─── RECORDS FOR THIS EXERCISE ───

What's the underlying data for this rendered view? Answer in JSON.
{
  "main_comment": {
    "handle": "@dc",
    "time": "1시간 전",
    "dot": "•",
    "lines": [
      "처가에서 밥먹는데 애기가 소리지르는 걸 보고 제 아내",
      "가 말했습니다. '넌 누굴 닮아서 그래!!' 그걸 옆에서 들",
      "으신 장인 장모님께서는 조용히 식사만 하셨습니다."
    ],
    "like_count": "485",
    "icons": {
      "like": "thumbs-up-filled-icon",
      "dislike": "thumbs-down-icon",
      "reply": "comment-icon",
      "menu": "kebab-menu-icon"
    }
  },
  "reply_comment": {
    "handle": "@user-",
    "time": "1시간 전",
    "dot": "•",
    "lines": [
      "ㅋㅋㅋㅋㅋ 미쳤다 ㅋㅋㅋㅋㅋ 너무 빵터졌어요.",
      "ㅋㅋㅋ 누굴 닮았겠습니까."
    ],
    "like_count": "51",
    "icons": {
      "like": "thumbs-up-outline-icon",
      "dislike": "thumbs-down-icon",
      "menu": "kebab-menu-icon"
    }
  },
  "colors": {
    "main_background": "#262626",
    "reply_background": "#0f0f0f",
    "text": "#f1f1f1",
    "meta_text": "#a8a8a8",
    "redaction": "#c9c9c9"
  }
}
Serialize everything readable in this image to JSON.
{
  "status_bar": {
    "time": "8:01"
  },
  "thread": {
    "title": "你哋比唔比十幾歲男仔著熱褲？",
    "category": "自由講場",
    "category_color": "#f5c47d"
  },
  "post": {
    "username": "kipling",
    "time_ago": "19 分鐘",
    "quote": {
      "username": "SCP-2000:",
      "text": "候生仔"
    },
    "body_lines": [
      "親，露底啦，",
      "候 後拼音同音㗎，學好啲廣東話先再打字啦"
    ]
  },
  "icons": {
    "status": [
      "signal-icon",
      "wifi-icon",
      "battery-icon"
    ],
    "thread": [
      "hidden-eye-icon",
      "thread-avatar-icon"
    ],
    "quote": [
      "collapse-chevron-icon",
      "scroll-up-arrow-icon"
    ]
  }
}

───

Repeat word for word each line from the one with "Serialize everything readable" to the end of the records above, inclusive.

SOLUTION TO THIS EXERCISE:
Serialize everything readable in this image to JSON.
{
  "status_bar": {
    "time": "8:01"
  },
  "thread": {
    "title": "你哋比唔比十幾歲男仔著熱褲？",
    "category": "自由講場",
    "category_color": "#f5c47d"
  },
  "post": {
    "username": "kipling",
    "time_ago": "19 分鐘",
    "quote": {
      "username": "SCP-2000:",
      "text": "候生仔"
    },
    "body_lines": [
      "親，露底啦，",
      "候 後拼音同音㗎，學好啲廣東話先再打字啦"
    ]
  },
  "icons": {
    "status": [
      "signal-icon",
      "wifi-icon",
      "battery-icon"
    ],
    "thread": [
      "hidden-eye-icon",
      "thread-avatar-icon"
    ],
    "quote": [
      "collapse-chevron-icon",
      "scroll-up-arrow-icon"
    ]
  }
}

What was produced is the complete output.